● What needs to be done
Select all lines with the string "this" in them, and copy those lines.

● Material provided
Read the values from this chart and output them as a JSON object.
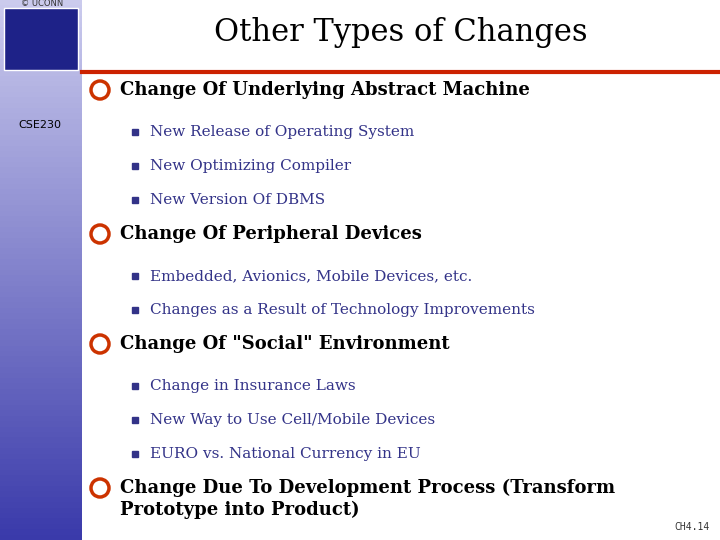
{
  "title": "Other Types of Changes",
  "title_fontsize": 22,
  "title_color": "#000000",
  "title_font": "serif",
  "background_color": "#ffffff",
  "left_bar_top_color": "#3a3aaa",
  "left_bar_bottom_color": "#ccccee",
  "header_line_color": "#cc2200",
  "bullet_color": "#cc3300",
  "sub_bullet_color": "#333388",
  "main_text_color": "#000000",
  "label_cse230": "CSE230",
  "footer_text": "CH4.14",
  "items": [
    {
      "text": "Change Of Underlying Abstract Machine",
      "subitems": [
        "New Release of Operating System",
        "New Optimizing Compiler",
        "New Version Of DBMS"
      ]
    },
    {
      "text": "Change Of Peripheral Devices",
      "subitems": [
        "Embedded, Avionics, Mobile Devices, etc.",
        "Changes as a Result of Technology Improvements"
      ]
    },
    {
      "text": "Change Of \"Social\" Environment",
      "subitems": [
        "Change in Insurance Laws",
        "New Way to Use Cell/Mobile Devices",
        "EURO vs. National Currency in EU"
      ]
    },
    {
      "text": "Change Due To Development Process (Transform\nPrototype into Product)",
      "subitems": []
    }
  ]
}
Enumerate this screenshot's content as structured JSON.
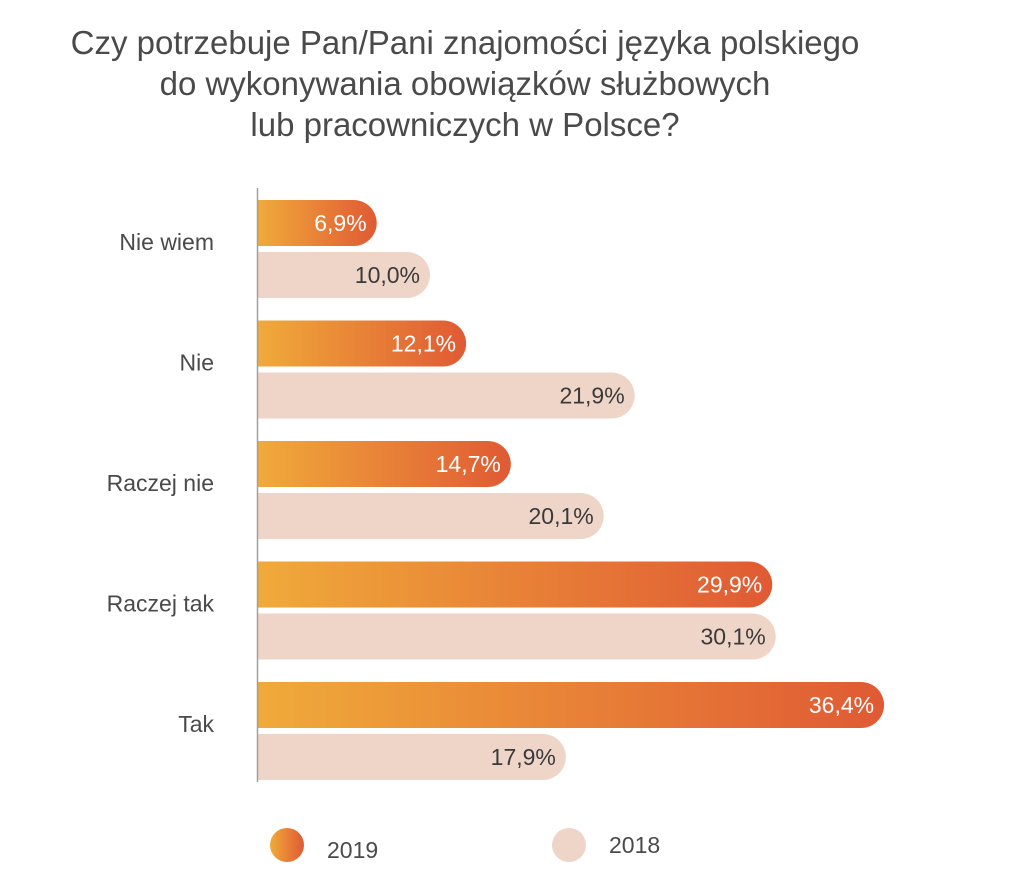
{
  "chart_data": {
    "type": "bar",
    "orientation": "horizontal",
    "title": [
      "Czy potrzebuje Pan/Pani znajomości języka polskiego",
      "do wykonywania obowiązków służbowych",
      "lub pracowniczych w Polsce?"
    ],
    "categories": [
      "Nie wiem",
      "Nie",
      "Raczej nie",
      "Raczej tak",
      "Tak"
    ],
    "series": [
      {
        "name": "2019",
        "values": [
          6.9,
          12.1,
          14.7,
          29.9,
          36.4
        ],
        "labels": [
          "6,9%",
          "12,1%",
          "14,7%",
          "29,9%",
          "36,4%"
        ],
        "color_start": "#f0aa3a",
        "color_end": "#e05a34",
        "label_color": "#ffffff"
      },
      {
        "name": "2018",
        "values": [
          10.0,
          21.9,
          20.1,
          30.1,
          17.9
        ],
        "labels": [
          "10,0%",
          "21,9%",
          "20,1%",
          "30,1%",
          "17,9%"
        ],
        "color": "#efd5c8",
        "label_color": "#3a3a3a"
      }
    ],
    "xlim": [
      0,
      40
    ],
    "grid": false,
    "legend": "bottom",
    "axis_color": "#a0a0a0"
  }
}
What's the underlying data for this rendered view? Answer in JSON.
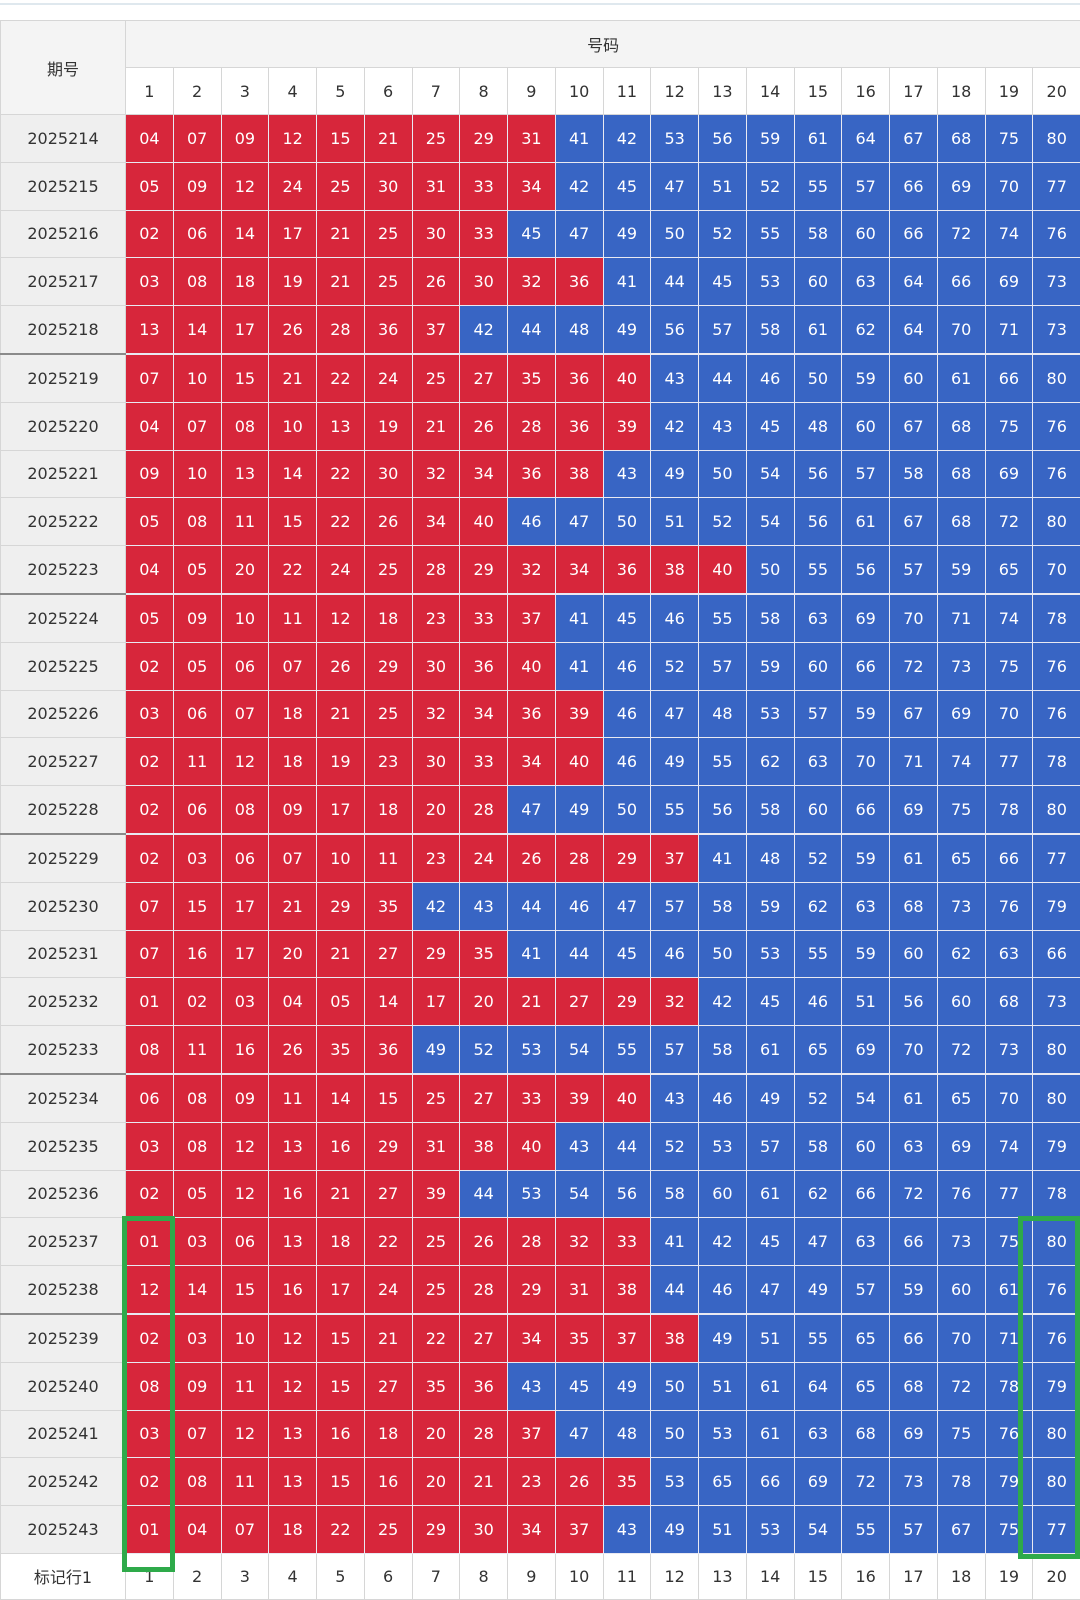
{
  "header": {
    "period_label": "期号",
    "numbers_label": "号码",
    "columns": [
      1,
      2,
      3,
      4,
      5,
      6,
      7,
      8,
      9,
      10,
      11,
      12,
      13,
      14,
      15,
      16,
      17,
      18,
      19,
      20
    ]
  },
  "rows": [
    {
      "period": "2025214",
      "numbers": [
        "04",
        "07",
        "09",
        "12",
        "15",
        "21",
        "25",
        "29",
        "31",
        "41",
        "42",
        "53",
        "56",
        "59",
        "61",
        "64",
        "67",
        "68",
        "75",
        "80"
      ]
    },
    {
      "period": "2025215",
      "numbers": [
        "05",
        "09",
        "12",
        "24",
        "25",
        "30",
        "31",
        "33",
        "34",
        "42",
        "45",
        "47",
        "51",
        "52",
        "55",
        "57",
        "66",
        "69",
        "70",
        "77"
      ]
    },
    {
      "period": "2025216",
      "numbers": [
        "02",
        "06",
        "14",
        "17",
        "21",
        "25",
        "30",
        "33",
        "45",
        "47",
        "49",
        "50",
        "52",
        "55",
        "58",
        "60",
        "66",
        "72",
        "74",
        "76"
      ]
    },
    {
      "period": "2025217",
      "numbers": [
        "03",
        "08",
        "18",
        "19",
        "21",
        "25",
        "26",
        "30",
        "32",
        "36",
        "41",
        "44",
        "45",
        "53",
        "60",
        "63",
        "64",
        "66",
        "69",
        "73"
      ]
    },
    {
      "period": "2025218",
      "numbers": [
        "13",
        "14",
        "17",
        "26",
        "28",
        "36",
        "37",
        "42",
        "44",
        "48",
        "49",
        "56",
        "57",
        "58",
        "61",
        "62",
        "64",
        "70",
        "71",
        "73"
      ]
    },
    {
      "period": "2025219",
      "numbers": [
        "07",
        "10",
        "15",
        "21",
        "22",
        "24",
        "25",
        "27",
        "35",
        "36",
        "40",
        "43",
        "44",
        "46",
        "50",
        "59",
        "60",
        "61",
        "66",
        "80"
      ]
    },
    {
      "period": "2025220",
      "numbers": [
        "04",
        "07",
        "08",
        "10",
        "13",
        "19",
        "21",
        "26",
        "28",
        "36",
        "39",
        "42",
        "43",
        "45",
        "48",
        "60",
        "67",
        "68",
        "75",
        "76"
      ]
    },
    {
      "period": "2025221",
      "numbers": [
        "09",
        "10",
        "13",
        "14",
        "22",
        "30",
        "32",
        "34",
        "36",
        "38",
        "43",
        "49",
        "50",
        "54",
        "56",
        "57",
        "58",
        "68",
        "69",
        "76"
      ]
    },
    {
      "period": "2025222",
      "numbers": [
        "05",
        "08",
        "11",
        "15",
        "22",
        "26",
        "34",
        "40",
        "46",
        "47",
        "50",
        "51",
        "52",
        "54",
        "56",
        "61",
        "67",
        "68",
        "72",
        "80"
      ]
    },
    {
      "period": "2025223",
      "numbers": [
        "04",
        "05",
        "20",
        "22",
        "24",
        "25",
        "28",
        "29",
        "32",
        "34",
        "36",
        "38",
        "40",
        "50",
        "55",
        "56",
        "57",
        "59",
        "65",
        "70"
      ]
    },
    {
      "period": "2025224",
      "numbers": [
        "05",
        "09",
        "10",
        "11",
        "12",
        "18",
        "23",
        "33",
        "37",
        "41",
        "45",
        "46",
        "55",
        "58",
        "63",
        "69",
        "70",
        "71",
        "74",
        "78"
      ]
    },
    {
      "period": "2025225",
      "numbers": [
        "02",
        "05",
        "06",
        "07",
        "26",
        "29",
        "30",
        "36",
        "40",
        "41",
        "46",
        "52",
        "57",
        "59",
        "60",
        "66",
        "72",
        "73",
        "75",
        "76"
      ]
    },
    {
      "period": "2025226",
      "numbers": [
        "03",
        "06",
        "07",
        "18",
        "21",
        "25",
        "32",
        "34",
        "36",
        "39",
        "46",
        "47",
        "48",
        "53",
        "57",
        "59",
        "67",
        "69",
        "70",
        "76"
      ]
    },
    {
      "period": "2025227",
      "numbers": [
        "02",
        "11",
        "12",
        "18",
        "19",
        "23",
        "30",
        "33",
        "34",
        "40",
        "46",
        "49",
        "55",
        "62",
        "63",
        "70",
        "71",
        "74",
        "77",
        "78"
      ]
    },
    {
      "period": "2025228",
      "numbers": [
        "02",
        "06",
        "08",
        "09",
        "17",
        "18",
        "20",
        "28",
        "47",
        "49",
        "50",
        "55",
        "56",
        "58",
        "60",
        "66",
        "69",
        "75",
        "78",
        "80"
      ]
    },
    {
      "period": "2025229",
      "numbers": [
        "02",
        "03",
        "06",
        "07",
        "10",
        "11",
        "23",
        "24",
        "26",
        "28",
        "29",
        "37",
        "41",
        "48",
        "52",
        "59",
        "61",
        "65",
        "66",
        "77"
      ]
    },
    {
      "period": "2025230",
      "numbers": [
        "07",
        "15",
        "17",
        "21",
        "29",
        "35",
        "42",
        "43",
        "44",
        "46",
        "47",
        "57",
        "58",
        "59",
        "62",
        "63",
        "68",
        "73",
        "76",
        "79"
      ]
    },
    {
      "period": "2025231",
      "numbers": [
        "07",
        "16",
        "17",
        "20",
        "21",
        "27",
        "29",
        "35",
        "41",
        "44",
        "45",
        "46",
        "50",
        "53",
        "55",
        "59",
        "60",
        "62",
        "63",
        "66"
      ]
    },
    {
      "period": "2025232",
      "numbers": [
        "01",
        "02",
        "03",
        "04",
        "05",
        "14",
        "17",
        "20",
        "21",
        "27",
        "29",
        "32",
        "42",
        "45",
        "46",
        "51",
        "56",
        "60",
        "68",
        "73"
      ]
    },
    {
      "period": "2025233",
      "numbers": [
        "08",
        "11",
        "16",
        "26",
        "35",
        "36",
        "49",
        "52",
        "53",
        "54",
        "55",
        "57",
        "58",
        "61",
        "65",
        "69",
        "70",
        "72",
        "73",
        "80"
      ]
    },
    {
      "period": "2025234",
      "numbers": [
        "06",
        "08",
        "09",
        "11",
        "14",
        "15",
        "25",
        "27",
        "33",
        "39",
        "40",
        "43",
        "46",
        "49",
        "52",
        "54",
        "61",
        "65",
        "70",
        "80"
      ]
    },
    {
      "period": "2025235",
      "numbers": [
        "03",
        "08",
        "12",
        "13",
        "16",
        "29",
        "31",
        "38",
        "40",
        "43",
        "44",
        "52",
        "53",
        "57",
        "58",
        "60",
        "63",
        "69",
        "74",
        "79"
      ]
    },
    {
      "period": "2025236",
      "numbers": [
        "02",
        "05",
        "12",
        "16",
        "21",
        "27",
        "39",
        "44",
        "53",
        "54",
        "56",
        "58",
        "60",
        "61",
        "62",
        "66",
        "72",
        "76",
        "77",
        "78"
      ]
    },
    {
      "period": "2025237",
      "numbers": [
        "01",
        "03",
        "06",
        "13",
        "18",
        "22",
        "25",
        "26",
        "28",
        "32",
        "33",
        "41",
        "42",
        "45",
        "47",
        "63",
        "66",
        "73",
        "75",
        "80"
      ]
    },
    {
      "period": "2025238",
      "numbers": [
        "12",
        "14",
        "15",
        "16",
        "17",
        "24",
        "25",
        "28",
        "29",
        "31",
        "38",
        "44",
        "46",
        "47",
        "49",
        "57",
        "59",
        "60",
        "61",
        "76"
      ]
    },
    {
      "period": "2025239",
      "numbers": [
        "02",
        "03",
        "10",
        "12",
        "15",
        "21",
        "22",
        "27",
        "34",
        "35",
        "37",
        "38",
        "49",
        "51",
        "55",
        "65",
        "66",
        "70",
        "71",
        "76"
      ]
    },
    {
      "period": "2025240",
      "numbers": [
        "08",
        "09",
        "11",
        "12",
        "15",
        "27",
        "35",
        "36",
        "43",
        "45",
        "49",
        "50",
        "51",
        "61",
        "64",
        "65",
        "68",
        "72",
        "78",
        "79"
      ]
    },
    {
      "period": "2025241",
      "numbers": [
        "03",
        "07",
        "12",
        "13",
        "16",
        "18",
        "20",
        "28",
        "37",
        "47",
        "48",
        "50",
        "53",
        "61",
        "63",
        "68",
        "69",
        "75",
        "76",
        "80"
      ]
    },
    {
      "period": "2025242",
      "numbers": [
        "02",
        "08",
        "11",
        "13",
        "15",
        "16",
        "20",
        "21",
        "23",
        "26",
        "35",
        "53",
        "65",
        "66",
        "69",
        "72",
        "73",
        "78",
        "79",
        "80"
      ]
    },
    {
      "period": "2025243",
      "numbers": [
        "01",
        "04",
        "07",
        "18",
        "22",
        "25",
        "29",
        "30",
        "34",
        "37",
        "43",
        "49",
        "51",
        "53",
        "54",
        "55",
        "57",
        "67",
        "75",
        "77"
      ]
    }
  ],
  "footer": {
    "label": "标记行1",
    "columns": [
      1,
      2,
      3,
      4,
      5,
      6,
      7,
      8,
      9,
      10,
      11,
      12,
      13,
      14,
      15,
      16,
      17,
      18,
      19,
      20
    ]
  }
}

● Exercise solution
Read the values from this chart and output them as a JSON object.
Enumerate this screenshot's content as structured JSON.
What's the underlying data for this rendered view? Answer in JSON.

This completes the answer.